Scan the records below for the word "color" and give only the number of lines that hold it.

--- START MATERIAL FOR THE TASK ---

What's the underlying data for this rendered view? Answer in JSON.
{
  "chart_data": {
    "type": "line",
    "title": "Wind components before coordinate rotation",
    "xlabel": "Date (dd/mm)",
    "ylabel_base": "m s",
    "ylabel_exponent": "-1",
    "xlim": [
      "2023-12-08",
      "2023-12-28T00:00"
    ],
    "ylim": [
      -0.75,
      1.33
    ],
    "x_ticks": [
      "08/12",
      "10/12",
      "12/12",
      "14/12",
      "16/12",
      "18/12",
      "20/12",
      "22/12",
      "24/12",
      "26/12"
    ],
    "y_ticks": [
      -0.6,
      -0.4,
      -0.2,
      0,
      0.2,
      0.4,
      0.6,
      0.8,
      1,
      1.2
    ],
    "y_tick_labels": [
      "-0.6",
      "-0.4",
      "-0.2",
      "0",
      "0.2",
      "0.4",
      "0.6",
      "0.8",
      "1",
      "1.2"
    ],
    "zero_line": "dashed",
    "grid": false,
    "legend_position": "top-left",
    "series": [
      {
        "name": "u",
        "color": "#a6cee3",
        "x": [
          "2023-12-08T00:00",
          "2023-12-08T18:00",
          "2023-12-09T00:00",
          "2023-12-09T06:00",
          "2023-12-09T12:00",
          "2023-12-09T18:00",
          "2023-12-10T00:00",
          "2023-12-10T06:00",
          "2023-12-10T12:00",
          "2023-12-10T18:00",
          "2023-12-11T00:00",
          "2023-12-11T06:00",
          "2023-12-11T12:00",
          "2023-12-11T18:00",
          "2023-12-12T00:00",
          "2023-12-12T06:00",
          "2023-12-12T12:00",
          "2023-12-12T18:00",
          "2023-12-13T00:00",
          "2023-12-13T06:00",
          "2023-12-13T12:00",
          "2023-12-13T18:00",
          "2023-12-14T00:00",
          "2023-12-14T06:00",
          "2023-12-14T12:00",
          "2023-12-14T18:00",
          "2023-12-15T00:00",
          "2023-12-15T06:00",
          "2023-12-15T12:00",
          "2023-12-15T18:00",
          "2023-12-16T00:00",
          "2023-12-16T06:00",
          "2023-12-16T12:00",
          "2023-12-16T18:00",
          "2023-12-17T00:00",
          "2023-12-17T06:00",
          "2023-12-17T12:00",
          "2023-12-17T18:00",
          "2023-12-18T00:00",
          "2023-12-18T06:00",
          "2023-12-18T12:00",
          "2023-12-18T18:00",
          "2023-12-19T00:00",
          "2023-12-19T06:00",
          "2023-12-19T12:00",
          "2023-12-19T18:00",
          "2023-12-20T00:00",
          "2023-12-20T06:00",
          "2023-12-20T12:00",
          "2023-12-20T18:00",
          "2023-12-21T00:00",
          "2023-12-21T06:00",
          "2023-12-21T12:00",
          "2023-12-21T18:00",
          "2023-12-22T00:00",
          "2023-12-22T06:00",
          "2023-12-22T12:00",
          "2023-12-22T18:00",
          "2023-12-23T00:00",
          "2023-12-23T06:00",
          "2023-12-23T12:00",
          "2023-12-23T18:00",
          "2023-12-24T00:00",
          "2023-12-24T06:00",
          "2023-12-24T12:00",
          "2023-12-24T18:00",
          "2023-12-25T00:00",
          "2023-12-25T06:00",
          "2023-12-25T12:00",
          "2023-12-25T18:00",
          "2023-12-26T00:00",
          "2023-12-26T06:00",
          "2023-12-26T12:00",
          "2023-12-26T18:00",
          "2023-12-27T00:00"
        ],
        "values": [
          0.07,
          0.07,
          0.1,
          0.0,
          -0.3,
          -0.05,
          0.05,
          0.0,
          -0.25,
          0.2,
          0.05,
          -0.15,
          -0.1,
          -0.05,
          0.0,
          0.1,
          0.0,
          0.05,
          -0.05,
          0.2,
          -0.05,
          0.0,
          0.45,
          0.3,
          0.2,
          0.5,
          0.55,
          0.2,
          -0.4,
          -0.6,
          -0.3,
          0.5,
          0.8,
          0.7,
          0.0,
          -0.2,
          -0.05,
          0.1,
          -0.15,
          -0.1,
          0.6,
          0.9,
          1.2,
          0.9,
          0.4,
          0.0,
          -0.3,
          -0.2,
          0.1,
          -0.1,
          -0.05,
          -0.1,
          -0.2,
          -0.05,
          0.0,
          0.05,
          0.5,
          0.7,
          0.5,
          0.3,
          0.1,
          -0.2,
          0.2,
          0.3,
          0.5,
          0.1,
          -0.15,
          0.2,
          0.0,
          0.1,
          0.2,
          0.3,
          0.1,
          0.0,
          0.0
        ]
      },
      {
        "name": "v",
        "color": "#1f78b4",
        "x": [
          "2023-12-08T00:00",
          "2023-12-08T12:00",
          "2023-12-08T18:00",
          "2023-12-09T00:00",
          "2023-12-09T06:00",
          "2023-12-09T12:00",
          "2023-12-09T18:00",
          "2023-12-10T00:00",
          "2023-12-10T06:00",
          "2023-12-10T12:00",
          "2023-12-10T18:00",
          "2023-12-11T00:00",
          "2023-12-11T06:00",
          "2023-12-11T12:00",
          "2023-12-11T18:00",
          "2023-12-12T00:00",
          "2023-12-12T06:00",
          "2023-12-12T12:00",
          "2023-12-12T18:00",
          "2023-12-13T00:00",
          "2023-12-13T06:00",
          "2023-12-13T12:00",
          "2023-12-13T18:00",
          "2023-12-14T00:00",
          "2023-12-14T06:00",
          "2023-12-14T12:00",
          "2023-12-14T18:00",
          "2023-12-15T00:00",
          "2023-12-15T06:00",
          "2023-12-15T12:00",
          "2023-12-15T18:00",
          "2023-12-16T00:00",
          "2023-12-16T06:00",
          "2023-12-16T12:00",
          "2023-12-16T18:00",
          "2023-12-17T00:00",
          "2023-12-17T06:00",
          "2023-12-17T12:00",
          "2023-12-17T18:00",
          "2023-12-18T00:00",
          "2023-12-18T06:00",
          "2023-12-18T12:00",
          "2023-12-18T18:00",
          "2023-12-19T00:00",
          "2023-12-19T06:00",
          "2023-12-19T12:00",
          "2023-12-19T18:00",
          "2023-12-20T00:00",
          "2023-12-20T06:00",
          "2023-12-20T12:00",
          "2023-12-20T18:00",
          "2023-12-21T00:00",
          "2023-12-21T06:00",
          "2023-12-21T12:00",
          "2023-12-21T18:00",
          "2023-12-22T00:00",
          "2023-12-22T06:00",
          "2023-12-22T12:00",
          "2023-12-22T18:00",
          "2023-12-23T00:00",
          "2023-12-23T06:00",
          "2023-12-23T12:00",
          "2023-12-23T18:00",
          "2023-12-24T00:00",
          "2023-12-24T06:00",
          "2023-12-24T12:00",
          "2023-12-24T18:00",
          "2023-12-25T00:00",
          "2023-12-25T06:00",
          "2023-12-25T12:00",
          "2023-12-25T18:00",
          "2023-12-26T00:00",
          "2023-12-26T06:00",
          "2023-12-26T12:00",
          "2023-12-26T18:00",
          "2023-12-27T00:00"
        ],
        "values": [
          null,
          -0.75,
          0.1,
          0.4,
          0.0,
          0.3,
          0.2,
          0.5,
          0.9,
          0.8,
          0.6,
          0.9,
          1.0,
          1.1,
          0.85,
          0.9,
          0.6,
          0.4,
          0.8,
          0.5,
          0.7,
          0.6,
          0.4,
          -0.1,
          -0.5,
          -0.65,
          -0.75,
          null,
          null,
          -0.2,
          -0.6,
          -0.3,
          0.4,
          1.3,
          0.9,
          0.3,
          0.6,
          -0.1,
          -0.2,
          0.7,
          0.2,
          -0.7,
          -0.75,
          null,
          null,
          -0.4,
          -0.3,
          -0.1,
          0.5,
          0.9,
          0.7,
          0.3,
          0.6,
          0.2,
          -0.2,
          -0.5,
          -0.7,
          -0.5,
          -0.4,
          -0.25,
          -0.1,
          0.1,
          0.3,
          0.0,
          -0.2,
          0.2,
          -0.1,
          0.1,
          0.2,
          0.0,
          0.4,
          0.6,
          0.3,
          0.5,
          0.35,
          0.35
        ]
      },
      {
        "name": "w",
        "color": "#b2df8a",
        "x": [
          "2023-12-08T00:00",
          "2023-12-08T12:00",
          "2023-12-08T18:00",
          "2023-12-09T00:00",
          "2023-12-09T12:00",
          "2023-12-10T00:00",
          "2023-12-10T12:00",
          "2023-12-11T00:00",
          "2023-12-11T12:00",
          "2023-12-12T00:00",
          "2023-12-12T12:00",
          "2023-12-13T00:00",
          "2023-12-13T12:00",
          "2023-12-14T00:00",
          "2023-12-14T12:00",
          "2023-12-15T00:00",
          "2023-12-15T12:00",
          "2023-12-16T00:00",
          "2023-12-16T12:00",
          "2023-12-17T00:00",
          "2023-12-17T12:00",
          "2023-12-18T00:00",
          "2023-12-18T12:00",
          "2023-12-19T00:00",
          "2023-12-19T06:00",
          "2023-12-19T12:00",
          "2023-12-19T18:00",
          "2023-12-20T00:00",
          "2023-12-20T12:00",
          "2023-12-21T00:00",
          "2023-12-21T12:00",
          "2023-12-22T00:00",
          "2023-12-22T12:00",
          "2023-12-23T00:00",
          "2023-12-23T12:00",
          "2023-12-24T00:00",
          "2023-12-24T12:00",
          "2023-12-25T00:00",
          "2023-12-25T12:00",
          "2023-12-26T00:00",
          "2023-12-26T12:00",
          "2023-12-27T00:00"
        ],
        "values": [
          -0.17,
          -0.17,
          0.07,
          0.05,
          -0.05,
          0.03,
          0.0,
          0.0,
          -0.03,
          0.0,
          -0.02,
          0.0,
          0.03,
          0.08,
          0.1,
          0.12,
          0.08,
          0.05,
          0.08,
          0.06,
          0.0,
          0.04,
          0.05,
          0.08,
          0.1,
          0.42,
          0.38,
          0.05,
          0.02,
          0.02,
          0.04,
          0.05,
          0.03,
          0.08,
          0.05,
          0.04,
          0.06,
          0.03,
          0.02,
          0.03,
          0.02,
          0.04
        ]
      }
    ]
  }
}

--- END MATERIAL FOR THE TASK ---

- [OUTPUT BELOW]:
3